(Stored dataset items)
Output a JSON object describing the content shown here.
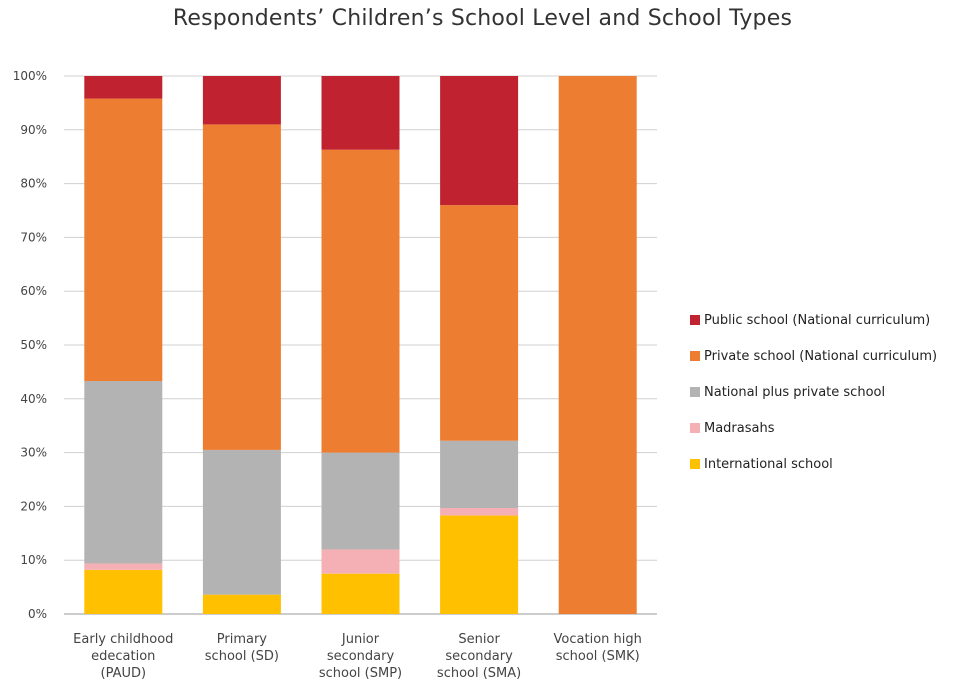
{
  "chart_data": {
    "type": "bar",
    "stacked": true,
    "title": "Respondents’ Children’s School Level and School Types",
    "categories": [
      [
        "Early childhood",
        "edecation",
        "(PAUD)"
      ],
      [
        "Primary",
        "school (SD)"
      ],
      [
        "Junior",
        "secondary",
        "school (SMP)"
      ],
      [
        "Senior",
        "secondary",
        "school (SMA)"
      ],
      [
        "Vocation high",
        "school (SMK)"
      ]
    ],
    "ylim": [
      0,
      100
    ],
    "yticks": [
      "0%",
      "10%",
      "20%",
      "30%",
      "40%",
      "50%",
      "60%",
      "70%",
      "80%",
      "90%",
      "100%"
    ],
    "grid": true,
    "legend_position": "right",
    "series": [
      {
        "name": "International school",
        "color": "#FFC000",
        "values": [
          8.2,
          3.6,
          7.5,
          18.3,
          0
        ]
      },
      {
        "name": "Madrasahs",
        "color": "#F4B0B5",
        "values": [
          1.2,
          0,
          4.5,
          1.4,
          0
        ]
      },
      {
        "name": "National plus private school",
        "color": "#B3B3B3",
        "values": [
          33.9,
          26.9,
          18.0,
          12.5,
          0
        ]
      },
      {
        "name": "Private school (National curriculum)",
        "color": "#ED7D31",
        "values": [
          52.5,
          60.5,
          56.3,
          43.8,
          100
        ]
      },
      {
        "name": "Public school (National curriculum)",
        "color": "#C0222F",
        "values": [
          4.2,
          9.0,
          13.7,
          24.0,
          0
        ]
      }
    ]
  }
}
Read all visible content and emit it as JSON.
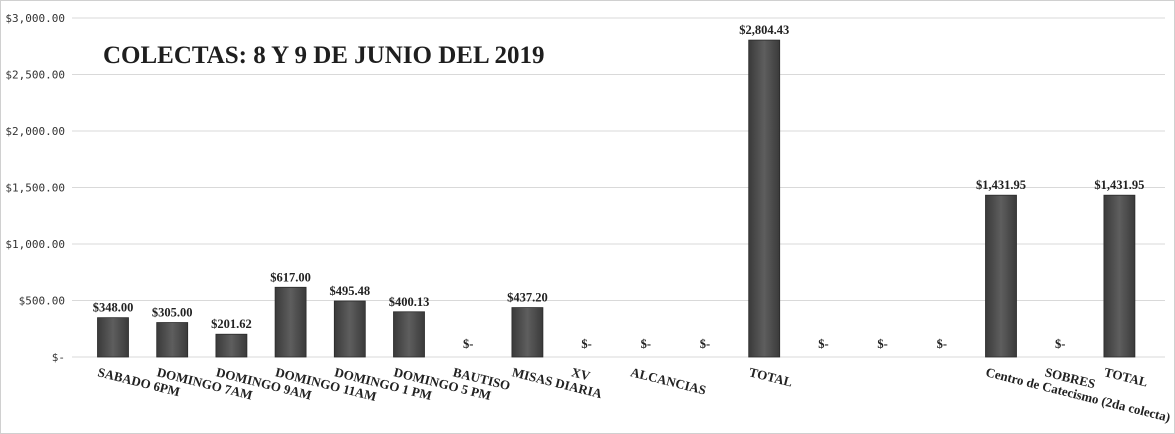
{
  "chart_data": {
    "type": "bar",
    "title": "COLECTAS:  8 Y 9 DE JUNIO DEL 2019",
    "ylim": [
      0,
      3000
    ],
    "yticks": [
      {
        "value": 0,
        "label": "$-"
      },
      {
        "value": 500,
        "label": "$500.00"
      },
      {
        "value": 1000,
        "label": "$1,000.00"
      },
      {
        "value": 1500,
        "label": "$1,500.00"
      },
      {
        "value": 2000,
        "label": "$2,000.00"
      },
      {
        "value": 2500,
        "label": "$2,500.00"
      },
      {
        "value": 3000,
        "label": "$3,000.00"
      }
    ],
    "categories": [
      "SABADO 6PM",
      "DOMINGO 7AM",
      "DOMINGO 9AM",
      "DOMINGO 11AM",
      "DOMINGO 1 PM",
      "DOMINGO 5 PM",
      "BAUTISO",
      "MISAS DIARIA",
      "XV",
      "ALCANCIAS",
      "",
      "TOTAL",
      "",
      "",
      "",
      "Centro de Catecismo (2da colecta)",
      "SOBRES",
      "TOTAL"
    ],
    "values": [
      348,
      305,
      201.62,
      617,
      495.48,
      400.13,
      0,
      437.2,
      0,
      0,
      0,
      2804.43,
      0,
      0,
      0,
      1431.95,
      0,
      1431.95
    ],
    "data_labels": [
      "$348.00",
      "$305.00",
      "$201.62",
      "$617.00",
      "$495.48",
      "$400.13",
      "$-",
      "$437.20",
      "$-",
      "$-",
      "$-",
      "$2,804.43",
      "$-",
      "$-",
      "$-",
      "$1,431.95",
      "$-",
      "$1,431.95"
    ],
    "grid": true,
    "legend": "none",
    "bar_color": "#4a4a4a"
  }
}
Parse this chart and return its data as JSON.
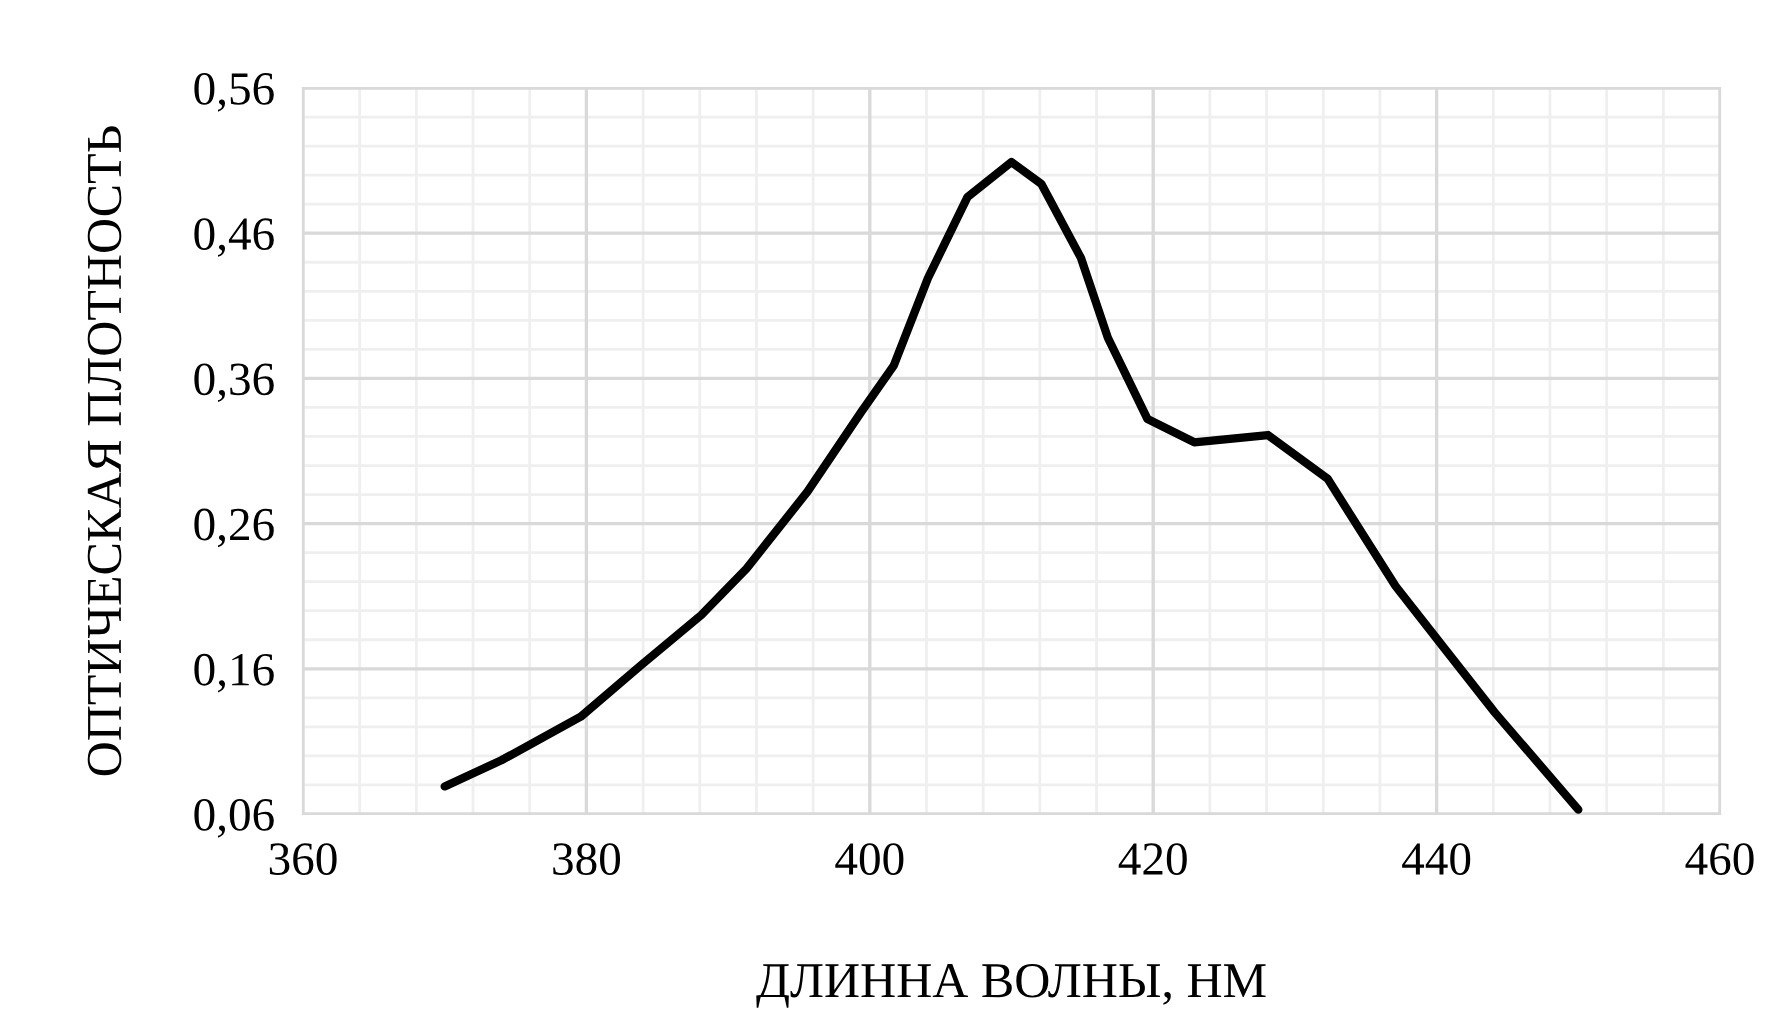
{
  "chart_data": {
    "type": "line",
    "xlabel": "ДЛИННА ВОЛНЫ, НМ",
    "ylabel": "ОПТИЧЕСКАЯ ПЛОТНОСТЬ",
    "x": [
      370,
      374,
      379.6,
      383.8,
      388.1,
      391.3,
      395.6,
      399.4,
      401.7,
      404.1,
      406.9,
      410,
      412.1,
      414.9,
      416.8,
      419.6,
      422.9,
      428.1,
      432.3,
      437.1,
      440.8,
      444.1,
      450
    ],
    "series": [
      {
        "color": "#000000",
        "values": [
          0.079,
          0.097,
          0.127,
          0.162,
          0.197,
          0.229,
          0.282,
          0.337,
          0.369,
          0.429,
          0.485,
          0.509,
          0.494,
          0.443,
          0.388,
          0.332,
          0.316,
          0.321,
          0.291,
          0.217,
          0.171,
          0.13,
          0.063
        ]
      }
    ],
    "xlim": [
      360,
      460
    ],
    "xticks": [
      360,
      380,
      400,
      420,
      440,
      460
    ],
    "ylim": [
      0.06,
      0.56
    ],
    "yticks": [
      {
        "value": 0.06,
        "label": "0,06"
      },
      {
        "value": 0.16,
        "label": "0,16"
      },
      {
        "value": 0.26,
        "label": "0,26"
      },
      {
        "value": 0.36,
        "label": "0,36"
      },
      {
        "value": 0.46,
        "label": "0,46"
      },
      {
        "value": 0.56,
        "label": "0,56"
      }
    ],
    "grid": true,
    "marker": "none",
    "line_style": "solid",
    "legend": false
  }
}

- _Task description_: Quote all of the entries word for word, omitting any pictures.

- _Exercise solution_:
Output a JSON object describing the content shown here.
{
  "chart_data": {
    "type": "bar",
    "stacked": true,
    "title": "Respondents’ Children’s School Level and School Types",
    "categories": [
      [
        "Early childhood",
        "edecation",
        "(PAUD)"
      ],
      [
        "Primary",
        "school (SD)"
      ],
      [
        "Junior",
        "secondary",
        "school (SMP)"
      ],
      [
        "Senior",
        "secondary",
        "school (SMA)"
      ],
      [
        "Vocation high",
        "school (SMK)"
      ]
    ],
    "ylim": [
      0,
      100
    ],
    "yticks": [
      "0%",
      "10%",
      "20%",
      "30%",
      "40%",
      "50%",
      "60%",
      "70%",
      "80%",
      "90%",
      "100%"
    ],
    "grid": true,
    "legend_position": "right",
    "series": [
      {
        "name": "International school",
        "color": "#FFC000",
        "values": [
          8.2,
          3.6,
          7.5,
          18.3,
          0
        ]
      },
      {
        "name": "Madrasahs",
        "color": "#F4B0B5",
        "values": [
          1.2,
          0,
          4.5,
          1.4,
          0
        ]
      },
      {
        "name": "National plus private school",
        "color": "#B3B3B3",
        "values": [
          33.9,
          26.9,
          18.0,
          12.5,
          0
        ]
      },
      {
        "name": "Private school (National curriculum)",
        "color": "#ED7D31",
        "values": [
          52.5,
          60.5,
          56.3,
          43.8,
          100
        ]
      },
      {
        "name": "Public school (National curriculum)",
        "color": "#C0222F",
        "values": [
          4.2,
          9.0,
          13.7,
          24.0,
          0
        ]
      }
    ]
  }
}
Read all visible content and emit it as JSON.
{
  "chart_data": {
    "type": "bar",
    "title": "COLECTAS:  8 Y 9 DE JUNIO DEL 2019",
    "ylim": [
      0,
      3000
    ],
    "yticks": [
      {
        "value": 0,
        "label": "$-"
      },
      {
        "value": 500,
        "label": "$500.00"
      },
      {
        "value": 1000,
        "label": "$1,000.00"
      },
      {
        "value": 1500,
        "label": "$1,500.00"
      },
      {
        "value": 2000,
        "label": "$2,000.00"
      },
      {
        "value": 2500,
        "label": "$2,500.00"
      },
      {
        "value": 3000,
        "label": "$3,000.00"
      }
    ],
    "categories": [
      "SABADO 6PM",
      "DOMINGO 7AM",
      "DOMINGO 9AM",
      "DOMINGO 11AM",
      "DOMINGO 1 PM",
      "DOMINGO 5 PM",
      "BAUTISO",
      "MISAS DIARIA",
      "XV",
      "ALCANCIAS",
      "",
      "TOTAL",
      "",
      "",
      "",
      "Centro de Catecismo (2da colecta)",
      "SOBRES",
      "TOTAL"
    ],
    "values": [
      348,
      305,
      201.62,
      617,
      495.48,
      400.13,
      0,
      437.2,
      0,
      0,
      0,
      2804.43,
      0,
      0,
      0,
      1431.95,
      0,
      1431.95
    ],
    "data_labels": [
      "$348.00",
      "$305.00",
      "$201.62",
      "$617.00",
      "$495.48",
      "$400.13",
      "$-",
      "$437.20",
      "$-",
      "$-",
      "$-",
      "$2,804.43",
      "$-",
      "$-",
      "$-",
      "$1,431.95",
      "$-",
      "$1,431.95"
    ],
    "grid": true,
    "legend": "none",
    "bar_color": "#4a4a4a"
  }
}
Parse this chart and return its data as JSON.
{
  "chart_data": {
    "type": "line",
    "xlabel": "ДЛИННА ВОЛНЫ, НМ",
    "ylabel": "ОПТИЧЕСКАЯ ПЛОТНОСТЬ",
    "x": [
      370,
      374,
      379.6,
      383.8,
      388.1,
      391.3,
      395.6,
      399.4,
      401.7,
      404.1,
      406.9,
      410,
      412.1,
      414.9,
      416.8,
      419.6,
      422.9,
      428.1,
      432.3,
      437.1,
      440.8,
      444.1,
      450
    ],
    "series": [
      {
        "color": "#000000",
        "values": [
          0.079,
          0.097,
          0.127,
          0.162,
          0.197,
          0.229,
          0.282,
          0.337,
          0.369,
          0.429,
          0.485,
          0.509,
          0.494,
          0.443,
          0.388,
          0.332,
          0.316,
          0.321,
          0.291,
          0.217,
          0.171,
          0.13,
          0.063
        ]
      }
    ],
    "xlim": [
      360,
      460
    ],
    "xticks": [
      360,
      380,
      400,
      420,
      440,
      460
    ],
    "ylim": [
      0.06,
      0.56
    ],
    "yticks": [
      {
        "value": 0.06,
        "label": "0,06"
      },
      {
        "value": 0.16,
        "label": "0,16"
      },
      {
        "value": 0.26,
        "label": "0,26"
      },
      {
        "value": 0.36,
        "label": "0,36"
      },
      {
        "value": 0.46,
        "label": "0,46"
      },
      {
        "value": 0.56,
        "label": "0,56"
      }
    ],
    "grid": true,
    "marker": "none",
    "line_style": "solid",
    "legend": false
  }
}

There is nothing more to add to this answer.